[[ Input data open ]]

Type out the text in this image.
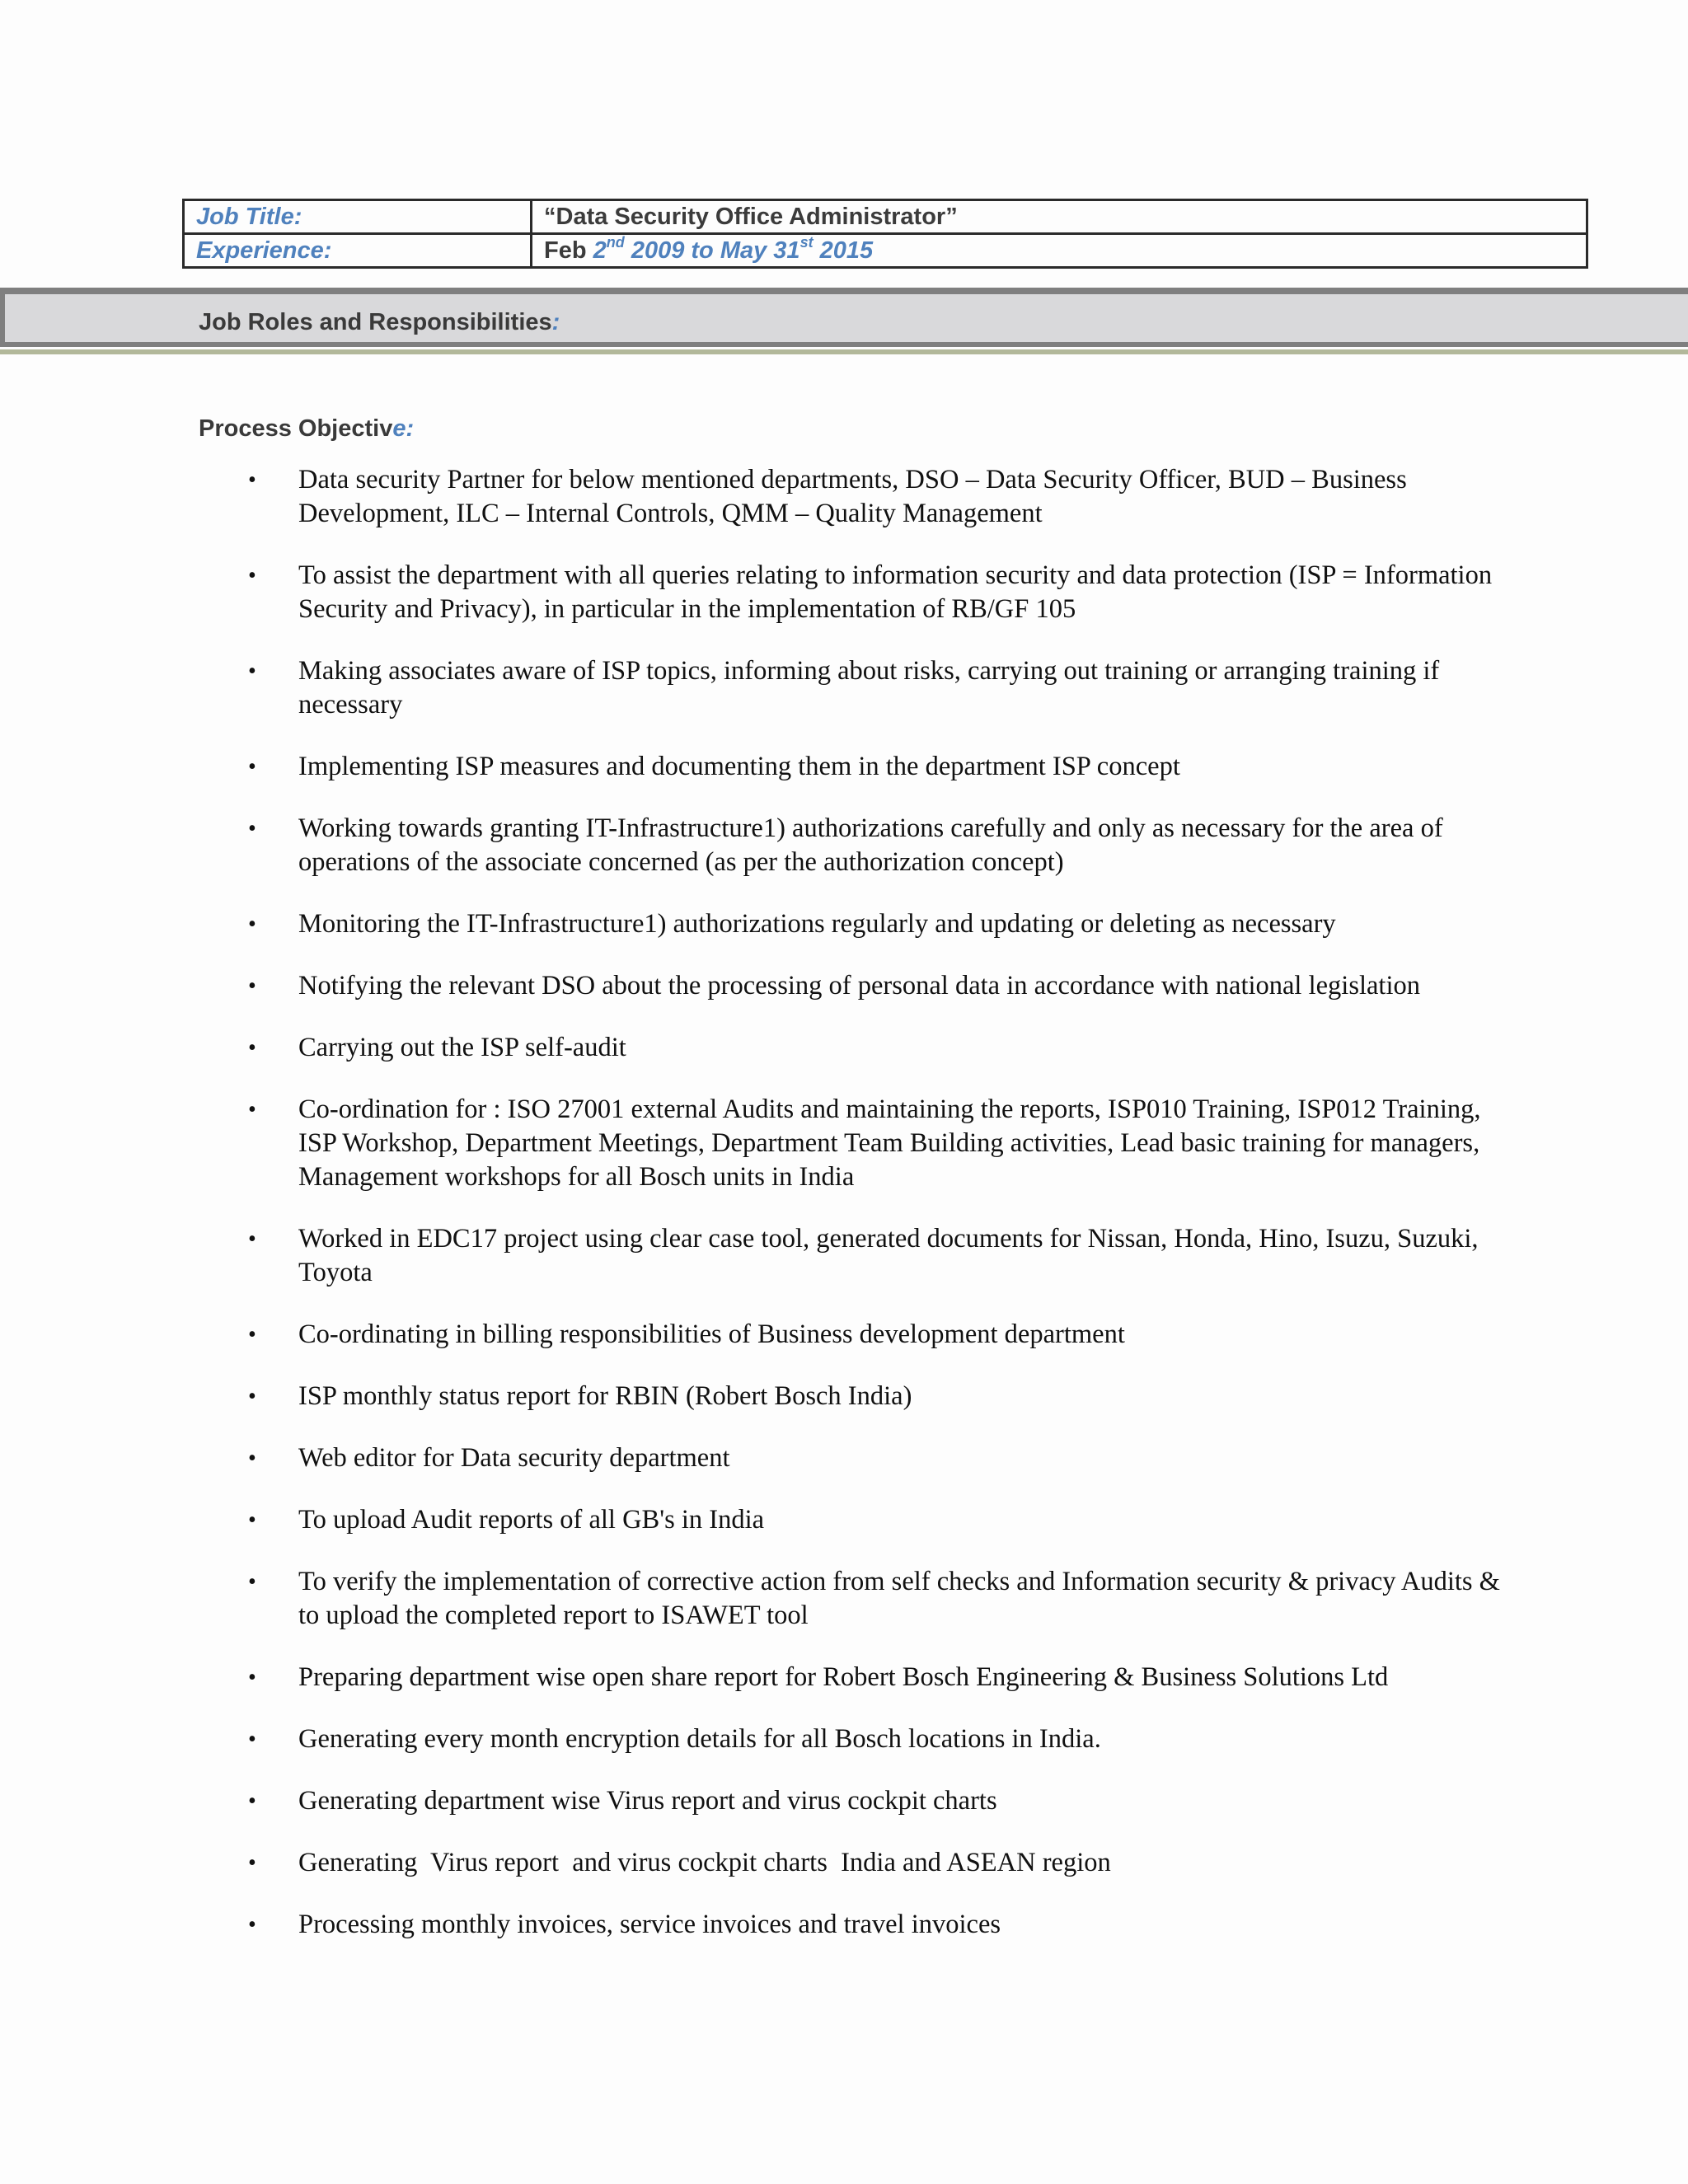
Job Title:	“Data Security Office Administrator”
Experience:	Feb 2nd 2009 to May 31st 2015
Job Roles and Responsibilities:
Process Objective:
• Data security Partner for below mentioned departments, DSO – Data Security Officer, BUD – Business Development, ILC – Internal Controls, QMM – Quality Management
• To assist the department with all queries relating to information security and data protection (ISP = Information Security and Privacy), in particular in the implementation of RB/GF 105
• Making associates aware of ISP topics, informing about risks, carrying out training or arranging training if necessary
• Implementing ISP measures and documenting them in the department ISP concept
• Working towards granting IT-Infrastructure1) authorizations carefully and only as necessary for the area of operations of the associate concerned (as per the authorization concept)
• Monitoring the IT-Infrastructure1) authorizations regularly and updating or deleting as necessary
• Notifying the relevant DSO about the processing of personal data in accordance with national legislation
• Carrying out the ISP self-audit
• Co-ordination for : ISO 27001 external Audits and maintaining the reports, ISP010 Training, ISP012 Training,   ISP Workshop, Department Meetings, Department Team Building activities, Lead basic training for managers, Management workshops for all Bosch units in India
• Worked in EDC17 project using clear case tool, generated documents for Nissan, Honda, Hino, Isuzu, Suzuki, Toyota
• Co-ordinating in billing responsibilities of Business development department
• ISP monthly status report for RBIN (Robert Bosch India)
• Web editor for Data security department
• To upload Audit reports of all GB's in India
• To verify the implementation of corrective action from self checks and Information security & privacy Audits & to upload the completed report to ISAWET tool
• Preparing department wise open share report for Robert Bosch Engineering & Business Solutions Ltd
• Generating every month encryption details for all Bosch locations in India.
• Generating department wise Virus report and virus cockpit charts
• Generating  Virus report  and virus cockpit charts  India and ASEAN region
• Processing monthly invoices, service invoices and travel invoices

[[ Input data closed ]]

#### What to produce:
Repeat the listing verbatim, pictures excluded.

#### Solution to this task:
Type out the text in this image.
Job Title:	“Data Security Office Administrator”
Experience:	Feb 2nd 2009 to May 31st 2015
Job Roles and Responsibilities:
Process Objective:
• Data security Partner for below mentioned departments, DSO – Data Security Officer, BUD – Business Development, ILC – Internal Controls, QMM – Quality Management
• To assist the department with all queries relating to information security and data protection (ISP = Information Security and Privacy), in particular in the implementation of RB/GF 105
• Making associates aware of ISP topics, informing about risks, carrying out training or arranging training if necessary
• Implementing ISP measures and documenting them in the department ISP concept
• Working towards granting IT-Infrastructure1) authorizations carefully and only as necessary for the area of operations of the associate concerned (as per the authorization concept)
• Monitoring the IT-Infrastructure1) authorizations regularly and updating or deleting as necessary
• Notifying the relevant DSO about the processing of personal data in accordance with national legislation
• Carrying out the ISP self-audit
• Co-ordination for : ISO 27001 external Audits and maintaining the reports, ISP010 Training, ISP012 Training,   ISP Workshop, Department Meetings, Department Team Building activities, Lead basic training for managers, Management workshops for all Bosch units in India
• Worked in EDC17 project using clear case tool, generated documents for Nissan, Honda, Hino, Isuzu, Suzuki, Toyota
• Co-ordinating in billing responsibilities of Business development department
• ISP monthly status report for RBIN (Robert Bosch India)
• Web editor for Data security department
• To upload Audit reports of all GB's in India
• To verify the implementation of corrective action from self checks and Information security & privacy Audits & to upload the completed report to ISAWET tool
• Preparing department wise open share report for Robert Bosch Engineering & Business Solutions Ltd
• Generating every month encryption details for all Bosch locations in India.
• Generating department wise Virus report and virus cockpit charts
• Generating  Virus report  and virus cockpit charts  India and ASEAN region
• Processing monthly invoices, service invoices and travel invoices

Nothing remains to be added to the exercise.